Directive. Below is a block of records; reproduce all of them exactly and leave out any pictures.

Stored data.

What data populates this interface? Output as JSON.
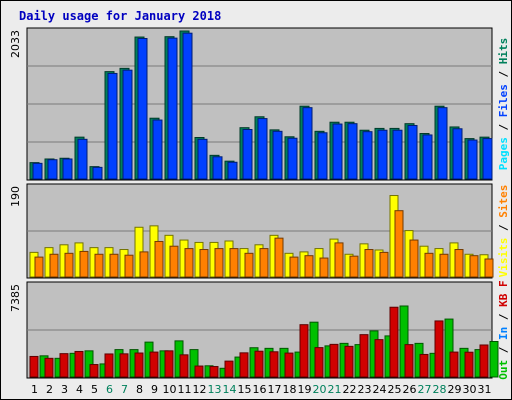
{
  "chart_data": [
    {
      "type": "bar",
      "title": "Daily usage for January 2018",
      "ylabel_parts": [
        "Pages",
        "Files",
        "Hits"
      ],
      "max_label": "2033",
      "ylim": [
        0,
        2033
      ],
      "categories": [
        "1",
        "2",
        "3",
        "4",
        "5",
        "6",
        "7",
        "8",
        "9",
        "10",
        "11",
        "12",
        "13",
        "14",
        "15",
        "16",
        "17",
        "18",
        "19",
        "20",
        "21",
        "22",
        "23",
        "24",
        "25",
        "26",
        "27",
        "28",
        "29",
        "30",
        "31"
      ],
      "weekend_days": [
        "6",
        "7",
        "13",
        "14",
        "20",
        "21",
        "27",
        "28"
      ],
      "series": [
        {
          "name": "Hits",
          "values": [
            225,
            275,
            285,
            575,
            170,
            1475,
            1520,
            1950,
            835,
            1955,
            2033,
            570,
            325,
            245,
            705,
            855,
            675,
            580,
            1000,
            655,
            780,
            780,
            670,
            695,
            695,
            760,
            625,
            1000,
            715,
            555,
            575
          ]
        },
        {
          "name": "Files",
          "values": [
            215,
            265,
            275,
            545,
            160,
            1450,
            1495,
            1930,
            810,
            1935,
            2003,
            545,
            305,
            230,
            680,
            830,
            655,
            560,
            980,
            635,
            755,
            760,
            650,
            670,
            670,
            735,
            605,
            980,
            690,
            535,
            555
          ]
        },
        {
          "name": "Pages",
          "values": [
            0,
            0,
            0,
            0,
            0,
            0,
            0,
            0,
            0,
            0,
            0,
            0,
            0,
            0,
            0,
            0,
            0,
            0,
            0,
            0,
            0,
            0,
            0,
            0,
            0,
            0,
            0,
            0,
            0,
            0,
            0
          ]
        }
      ]
    },
    {
      "type": "bar",
      "ylabel_parts": [
        "Visits",
        "Sites"
      ],
      "max_label": "190",
      "ylim": [
        0,
        190
      ],
      "categories": [
        "1",
        "2",
        "3",
        "4",
        "5",
        "6",
        "7",
        "8",
        "9",
        "10",
        "11",
        "12",
        "13",
        "14",
        "15",
        "16",
        "17",
        "18",
        "19",
        "20",
        "21",
        "22",
        "23",
        "24",
        "25",
        "26",
        "27",
        "28",
        "29",
        "30",
        "31"
      ],
      "series": [
        {
          "name": "Visits",
          "values": [
            52,
            62,
            68,
            72,
            62,
            62,
            58,
            105,
            108,
            88,
            78,
            73,
            73,
            76,
            60,
            68,
            88,
            50,
            53,
            60,
            80,
            48,
            70,
            57,
            172,
            98,
            65,
            60,
            72,
            48,
            47
          ]
        },
        {
          "name": "Sites",
          "values": [
            42,
            48,
            50,
            54,
            48,
            48,
            46,
            53,
            75,
            65,
            60,
            58,
            60,
            60,
            50,
            60,
            82,
            42,
            45,
            40,
            72,
            44,
            58,
            52,
            140,
            78,
            50,
            48,
            58,
            45,
            38
          ]
        }
      ]
    },
    {
      "type": "bar",
      "ylabel_parts": [
        "Out",
        "In",
        "KB F"
      ],
      "max_label": "7385",
      "ylim": [
        0,
        7385
      ],
      "categories": [
        "1",
        "2",
        "3",
        "4",
        "5",
        "6",
        "7",
        "8",
        "9",
        "10",
        "11",
        "12",
        "13",
        "14",
        "15",
        "16",
        "17",
        "18",
        "19",
        "20",
        "21",
        "22",
        "23",
        "24",
        "25",
        "26",
        "27",
        "28",
        "29",
        "30",
        "31"
      ],
      "series": [
        {
          "name": "KB F",
          "values": [
            1650,
            1500,
            1875,
            2050,
            1000,
            1850,
            1860,
            1925,
            2000,
            2100,
            1780,
            880,
            840,
            1275,
            1940,
            2070,
            2025,
            1920,
            4200,
            2360,
            2620,
            2460,
            3400,
            3000,
            5600,
            2600,
            1810,
            4500,
            2000,
            1990,
            2570
          ]
        },
        {
          "name": "In",
          "values": [
            0,
            0,
            0,
            0,
            0,
            0,
            0,
            0,
            0,
            0,
            0,
            0,
            0,
            0,
            0,
            0,
            0,
            0,
            0,
            0,
            0,
            0,
            0,
            0,
            0,
            0,
            0,
            0,
            0,
            0,
            0
          ]
        },
        {
          "name": "Out",
          "values": [
            1700,
            1500,
            1900,
            2100,
            1050,
            2200,
            2200,
            2800,
            2100,
            2900,
            2200,
            900,
            700,
            1600,
            2350,
            2300,
            2300,
            2000,
            4400,
            2500,
            2700,
            2600,
            3700,
            3300,
            5700,
            2700,
            1900,
            4650,
            2300,
            2200,
            2850
          ]
        }
      ]
    }
  ],
  "colors": {
    "hits": "#00805c",
    "files": "#0040ff",
    "pages": "#00e0ff",
    "visits": "#ffff00",
    "sites": "#ff8000",
    "kbf": "#d00000",
    "kbin": "#0080ff",
    "kbout": "#00c000",
    "panel": "#c0c0c0",
    "title": "#0000c0",
    "weekend": "#00805c"
  }
}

Exercise output.
What data populates this interface? Output as JSON.
{
  "chart_data": [
    {
      "type": "bar",
      "title": "Daily usage for January 2018",
      "ylabel_parts": [
        "Pages",
        "Files",
        "Hits"
      ],
      "max_label": "2033",
      "ylim": [
        0,
        2033
      ],
      "categories": [
        "1",
        "2",
        "3",
        "4",
        "5",
        "6",
        "7",
        "8",
        "9",
        "10",
        "11",
        "12",
        "13",
        "14",
        "15",
        "16",
        "17",
        "18",
        "19",
        "20",
        "21",
        "22",
        "23",
        "24",
        "25",
        "26",
        "27",
        "28",
        "29",
        "30",
        "31"
      ],
      "weekend_days": [
        "6",
        "7",
        "13",
        "14",
        "20",
        "21",
        "27",
        "28"
      ],
      "series": [
        {
          "name": "Hits",
          "values": [
            225,
            275,
            285,
            575,
            170,
            1475,
            1520,
            1950,
            835,
            1955,
            2033,
            570,
            325,
            245,
            705,
            855,
            675,
            580,
            1000,
            655,
            780,
            780,
            670,
            695,
            695,
            760,
            625,
            1000,
            715,
            555,
            575
          ]
        },
        {
          "name": "Files",
          "values": [
            215,
            265,
            275,
            545,
            160,
            1450,
            1495,
            1930,
            810,
            1935,
            2003,
            545,
            305,
            230,
            680,
            830,
            655,
            560,
            980,
            635,
            755,
            760,
            650,
            670,
            670,
            735,
            605,
            980,
            690,
            535,
            555
          ]
        },
        {
          "name": "Pages",
          "values": [
            0,
            0,
            0,
            0,
            0,
            0,
            0,
            0,
            0,
            0,
            0,
            0,
            0,
            0,
            0,
            0,
            0,
            0,
            0,
            0,
            0,
            0,
            0,
            0,
            0,
            0,
            0,
            0,
            0,
            0,
            0
          ]
        }
      ]
    },
    {
      "type": "bar",
      "ylabel_parts": [
        "Visits",
        "Sites"
      ],
      "max_label": "190",
      "ylim": [
        0,
        190
      ],
      "categories": [
        "1",
        "2",
        "3",
        "4",
        "5",
        "6",
        "7",
        "8",
        "9",
        "10",
        "11",
        "12",
        "13",
        "14",
        "15",
        "16",
        "17",
        "18",
        "19",
        "20",
        "21",
        "22",
        "23",
        "24",
        "25",
        "26",
        "27",
        "28",
        "29",
        "30",
        "31"
      ],
      "series": [
        {
          "name": "Visits",
          "values": [
            52,
            62,
            68,
            72,
            62,
            62,
            58,
            105,
            108,
            88,
            78,
            73,
            73,
            76,
            60,
            68,
            88,
            50,
            53,
            60,
            80,
            48,
            70,
            57,
            172,
            98,
            65,
            60,
            72,
            48,
            47
          ]
        },
        {
          "name": "Sites",
          "values": [
            42,
            48,
            50,
            54,
            48,
            48,
            46,
            53,
            75,
            65,
            60,
            58,
            60,
            60,
            50,
            60,
            82,
            42,
            45,
            40,
            72,
            44,
            58,
            52,
            140,
            78,
            50,
            48,
            58,
            45,
            38
          ]
        }
      ]
    },
    {
      "type": "bar",
      "ylabel_parts": [
        "Out",
        "In",
        "KB F"
      ],
      "max_label": "7385",
      "ylim": [
        0,
        7385
      ],
      "categories": [
        "1",
        "2",
        "3",
        "4",
        "5",
        "6",
        "7",
        "8",
        "9",
        "10",
        "11",
        "12",
        "13",
        "14",
        "15",
        "16",
        "17",
        "18",
        "19",
        "20",
        "21",
        "22",
        "23",
        "24",
        "25",
        "26",
        "27",
        "28",
        "29",
        "30",
        "31"
      ],
      "series": [
        {
          "name": "KB F",
          "values": [
            1650,
            1500,
            1875,
            2050,
            1000,
            1850,
            1860,
            1925,
            2000,
            2100,
            1780,
            880,
            840,
            1275,
            1940,
            2070,
            2025,
            1920,
            4200,
            2360,
            2620,
            2460,
            3400,
            3000,
            5600,
            2600,
            1810,
            4500,
            2000,
            1990,
            2570
          ]
        },
        {
          "name": "In",
          "values": [
            0,
            0,
            0,
            0,
            0,
            0,
            0,
            0,
            0,
            0,
            0,
            0,
            0,
            0,
            0,
            0,
            0,
            0,
            0,
            0,
            0,
            0,
            0,
            0,
            0,
            0,
            0,
            0,
            0,
            0,
            0
          ]
        },
        {
          "name": "Out",
          "values": [
            1700,
            1500,
            1900,
            2100,
            1050,
            2200,
            2200,
            2800,
            2100,
            2900,
            2200,
            900,
            700,
            1600,
            2350,
            2300,
            2300,
            2000,
            4400,
            2500,
            2700,
            2600,
            3700,
            3300,
            5700,
            2700,
            1900,
            4650,
            2300,
            2200,
            2850
          ]
        }
      ]
    }
  ],
  "colors": {
    "hits": "#00805c",
    "files": "#0040ff",
    "pages": "#00e0ff",
    "visits": "#ffff00",
    "sites": "#ff8000",
    "kbf": "#d00000",
    "kbin": "#0080ff",
    "kbout": "#00c000",
    "panel": "#c0c0c0",
    "title": "#0000c0",
    "weekend": "#00805c"
  }
}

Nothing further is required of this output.